> _Input material_:
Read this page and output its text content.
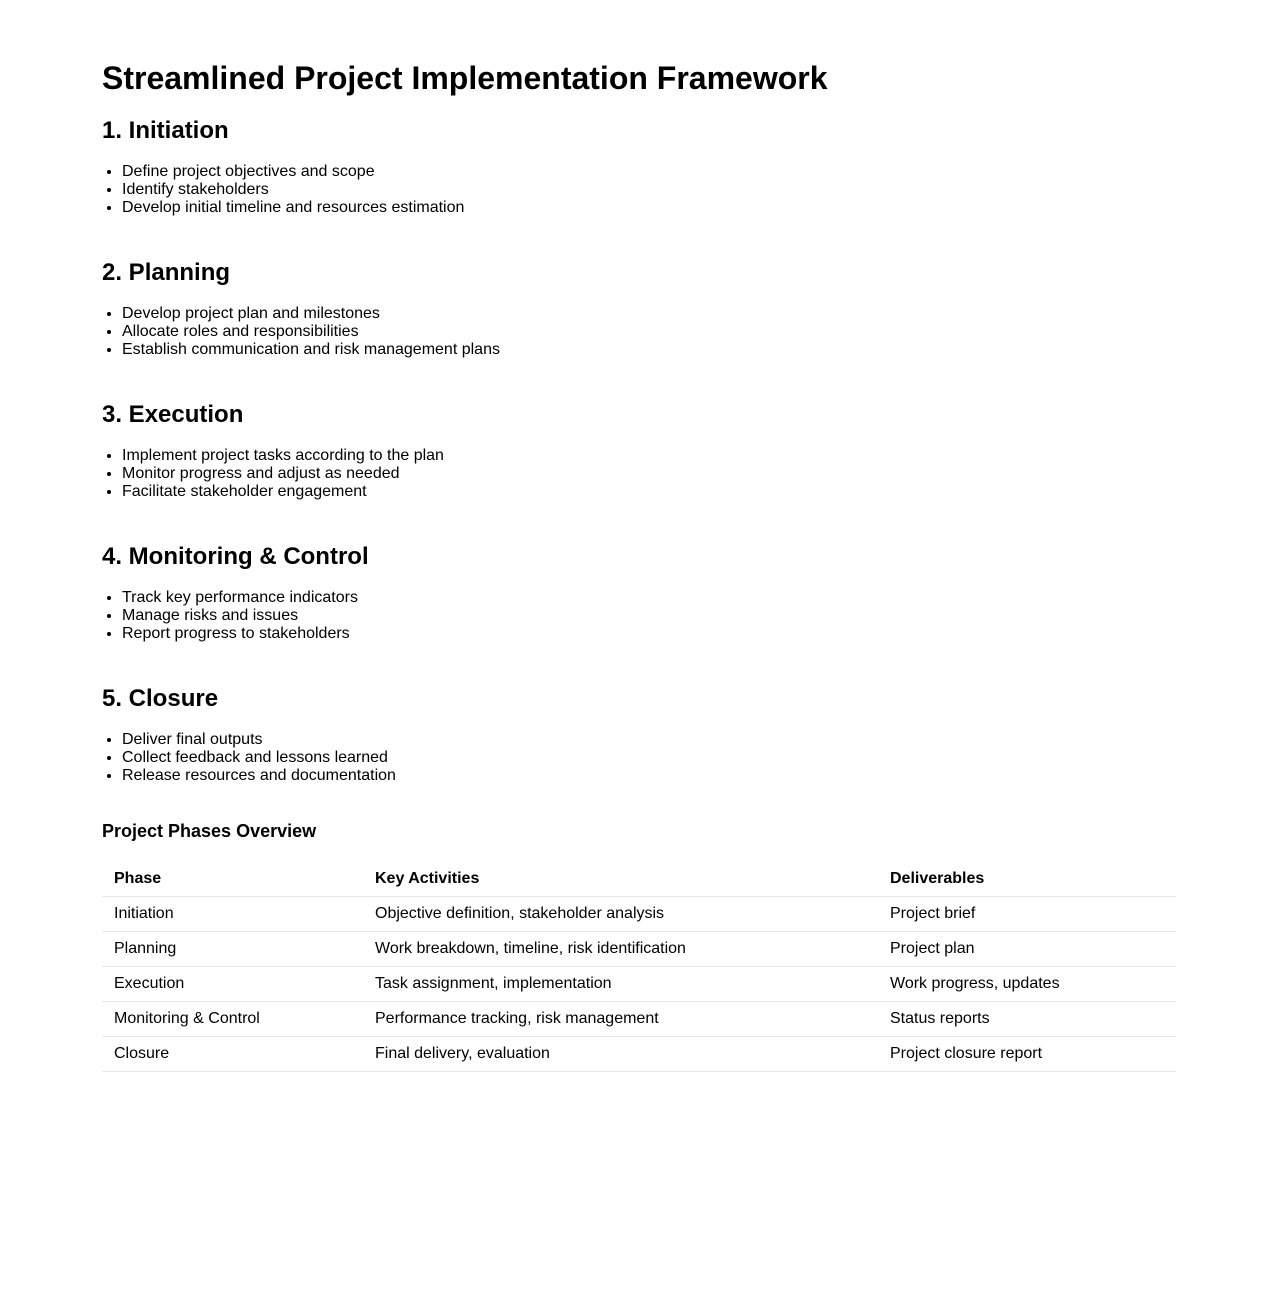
Streamlined Project Implementation Framework
1. Initiation
• Define project objectives and scope
• Identify stakeholders
• Develop initial timeline and resources estimation
2. Planning
• Develop project plan and milestones
• Allocate roles and responsibilities
• Establish communication and risk management plans
3. Execution
• Implement project tasks according to the plan
• Monitor progress and adjust as needed
• Facilitate stakeholder engagement
4. Monitoring & Control
• Track key performance indicators
• Manage risks and issues
• Report progress to stakeholders
5. Closure
• Deliver final outputs
• Collect feedback and lessons learned
• Release resources and documentation
Project Phases Overview
Phase	Key Activities	Deliverables
Initiation	Objective definition, stakeholder analysis	Project brief
Planning	Work breakdown, timeline, risk identification	Project plan
Execution	Task assignment, implementation	Work progress, updates
Monitoring & Control	Performance tracking, risk management	Status reports
Closure	Final delivery, evaluation	Project closure report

> _Directions_: Every entry above needs to be retyped exactly; drop the pictures.

> _Solution_:
Read this page and output its text content.
Streamlined Project Implementation Framework
1. Initiation
• Define project objectives and scope
• Identify stakeholders
• Develop initial timeline and resources estimation
2. Planning
• Develop project plan and milestones
• Allocate roles and responsibilities
• Establish communication and risk management plans
3. Execution
• Implement project tasks according to the plan
• Monitor progress and adjust as needed
• Facilitate stakeholder engagement
4. Monitoring & Control
• Track key performance indicators
• Manage risks and issues
• Report progress to stakeholders
5. Closure
• Deliver final outputs
• Collect feedback and lessons learned
• Release resources and documentation
Project Phases Overview
Phase	Key Activities	Deliverables
Initiation	Objective definition, stakeholder analysis	Project brief
Planning	Work breakdown, timeline, risk identification	Project plan
Execution	Task assignment, implementation	Work progress, updates
Monitoring & Control	Performance tracking, risk management	Status reports
Closure	Final delivery, evaluation	Project closure report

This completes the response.